### DESCRIPTION OF THE TASK
Repeat each line word for word.

### PROVIDED ENTRIES
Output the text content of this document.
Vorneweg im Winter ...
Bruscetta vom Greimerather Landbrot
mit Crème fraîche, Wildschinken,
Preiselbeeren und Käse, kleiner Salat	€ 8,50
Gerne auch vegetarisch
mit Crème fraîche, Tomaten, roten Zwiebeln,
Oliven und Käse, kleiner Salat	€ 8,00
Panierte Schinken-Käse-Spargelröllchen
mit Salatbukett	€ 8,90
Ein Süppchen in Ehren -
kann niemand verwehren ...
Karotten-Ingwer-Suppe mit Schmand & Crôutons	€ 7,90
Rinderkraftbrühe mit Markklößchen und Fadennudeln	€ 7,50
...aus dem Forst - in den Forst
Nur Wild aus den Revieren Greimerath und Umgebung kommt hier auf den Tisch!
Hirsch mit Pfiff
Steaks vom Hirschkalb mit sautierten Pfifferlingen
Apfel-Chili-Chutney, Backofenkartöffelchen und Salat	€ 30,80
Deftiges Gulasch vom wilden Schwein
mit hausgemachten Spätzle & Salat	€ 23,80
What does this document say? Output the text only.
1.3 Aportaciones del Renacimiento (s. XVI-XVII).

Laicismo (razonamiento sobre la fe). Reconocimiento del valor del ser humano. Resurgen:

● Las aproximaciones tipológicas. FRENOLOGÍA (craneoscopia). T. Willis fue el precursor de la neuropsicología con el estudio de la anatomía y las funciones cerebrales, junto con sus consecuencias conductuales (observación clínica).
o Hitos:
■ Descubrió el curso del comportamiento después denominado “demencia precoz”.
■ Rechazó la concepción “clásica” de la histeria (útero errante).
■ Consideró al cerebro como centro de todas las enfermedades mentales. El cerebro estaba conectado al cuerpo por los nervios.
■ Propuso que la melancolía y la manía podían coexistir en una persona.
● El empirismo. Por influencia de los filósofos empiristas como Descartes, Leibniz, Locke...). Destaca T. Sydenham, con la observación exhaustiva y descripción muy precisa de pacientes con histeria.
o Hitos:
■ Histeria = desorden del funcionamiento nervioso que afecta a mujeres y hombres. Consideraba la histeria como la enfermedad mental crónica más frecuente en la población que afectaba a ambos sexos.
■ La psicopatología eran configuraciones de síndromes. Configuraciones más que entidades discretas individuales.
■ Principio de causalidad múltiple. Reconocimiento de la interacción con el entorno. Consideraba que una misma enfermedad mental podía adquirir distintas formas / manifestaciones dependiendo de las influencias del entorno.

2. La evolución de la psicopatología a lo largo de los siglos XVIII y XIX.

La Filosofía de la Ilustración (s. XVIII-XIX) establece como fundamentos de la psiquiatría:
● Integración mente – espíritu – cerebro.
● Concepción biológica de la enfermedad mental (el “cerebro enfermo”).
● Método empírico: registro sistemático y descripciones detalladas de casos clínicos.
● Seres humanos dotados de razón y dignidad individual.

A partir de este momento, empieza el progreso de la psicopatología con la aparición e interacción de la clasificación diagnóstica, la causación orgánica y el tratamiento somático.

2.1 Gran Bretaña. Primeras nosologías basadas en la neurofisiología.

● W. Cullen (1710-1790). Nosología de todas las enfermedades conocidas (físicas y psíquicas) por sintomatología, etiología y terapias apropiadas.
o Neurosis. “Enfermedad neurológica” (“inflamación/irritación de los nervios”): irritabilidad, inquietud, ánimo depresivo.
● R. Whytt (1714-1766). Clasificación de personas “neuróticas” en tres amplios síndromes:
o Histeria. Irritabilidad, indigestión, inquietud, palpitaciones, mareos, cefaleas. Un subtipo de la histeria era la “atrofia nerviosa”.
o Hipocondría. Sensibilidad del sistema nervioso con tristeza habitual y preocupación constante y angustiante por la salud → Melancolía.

### OUTPUT OF THE TASK
Output the text content of this document.
Vorneweg im Winter ...
Bruscetta vom Greimerather Landbrot
mit Crème fraîche, Wildschinken,
Preiselbeeren und Käse, kleiner Salat	€ 8,50
Gerne auch vegetarisch
mit Crème fraîche, Tomaten, roten Zwiebeln,
Oliven und Käse, kleiner Salat	€ 8,00
Panierte Schinken-Käse-Spargelröllchen
mit Salatbukett	€ 8,90
Ein Süppchen in Ehren -
kann niemand verwehren ...
Karotten-Ingwer-Suppe mit Schmand & Crôutons	€ 7,90
Rinderkraftbrühe mit Markklößchen und Fadennudeln	€ 7,50
...aus dem Forst - in den Forst
Nur Wild aus den Revieren Greimerath und Umgebung kommt hier auf den Tisch!
Hirsch mit Pfiff
Steaks vom Hirschkalb mit sautierten Pfifferlingen
Apfel-Chili-Chutney, Backofenkartöffelchen und Salat	€ 30,80
Deftiges Gulasch vom wilden Schwein
mit hausgemachten Spätzle & Salat	€ 23,80
What does this document say? Output the text only.
1.3 Aportaciones del Renacimiento (s. XVI-XVII).

Laicismo (razonamiento sobre la fe). Reconocimiento del valor del ser humano. Resurgen:

● Las aproximaciones tipológicas. FRENOLOGÍA (craneoscopia). T. Willis fue el precursor de la neuropsicología con el estudio de la anatomía y las funciones cerebrales, junto con sus consecuencias conductuales (observación clínica).
o Hitos:
■ Descubrió el curso del comportamiento después denominado “demencia precoz”.
■ Rechazó la concepción “clásica” de la histeria (útero errante).
■ Consideró al cerebro como centro de todas las enfermedades mentales. El cerebro estaba conectado al cuerpo por los nervios.
■ Propuso que la melancolía y la manía podían coexistir en una persona.
● El empirismo. Por influencia de los filósofos empiristas como Descartes, Leibniz, Locke...). Destaca T. Sydenham, con la observación exhaustiva y descripción muy precisa de pacientes con histeria.
o Hitos:
■ Histeria = desorden del funcionamiento nervioso que afecta a mujeres y hombres. Consideraba la histeria como la enfermedad mental crónica más frecuente en la población que afectaba a ambos sexos.
■ La psicopatología eran configuraciones de síndromes. Configuraciones más que entidades discretas individuales.
■ Principio de causalidad múltiple. Reconocimiento de la interacción con el entorno. Consideraba que una misma enfermedad mental podía adquirir distintas formas / manifestaciones dependiendo de las influencias del entorno.

2. La evolución de la psicopatología a lo largo de los siglos XVIII y XIX.

La Filosofía de la Ilustración (s. XVIII-XIX) establece como fundamentos de la psiquiatría:
● Integración mente – espíritu – cerebro.
● Concepción biológica de la enfermedad mental (el “cerebro enfermo”).
● Método empírico: registro sistemático y descripciones detalladas de casos clínicos.
● Seres humanos dotados de razón y dignidad individual.

A partir de este momento, empieza el progreso de la psicopatología con la aparición e interacción de la clasificación diagnóstica, la causación orgánica y el tratamiento somático.

2.1 Gran Bretaña. Primeras nosologías basadas en la neurofisiología.

● W. Cullen (1710-1790). Nosología de todas las enfermedades conocidas (físicas y psíquicas) por sintomatología, etiología y terapias apropiadas.
o Neurosis. “Enfermedad neurológica” (“inflamación/irritación de los nervios”): irritabilidad, inquietud, ánimo depresivo.
● R. Whytt (1714-1766). Clasificación de personas “neuróticas” en tres amplios síndromes:
o Histeria. Irritabilidad, indigestión, inquietud, palpitaciones, mareos, cefaleas. Un subtipo de la histeria era la “atrofia nerviosa”.
o Hipocondría. Sensibilidad del sistema nervioso con tristeza habitual y preocupación constante y angustiante por la salud → Melancolía.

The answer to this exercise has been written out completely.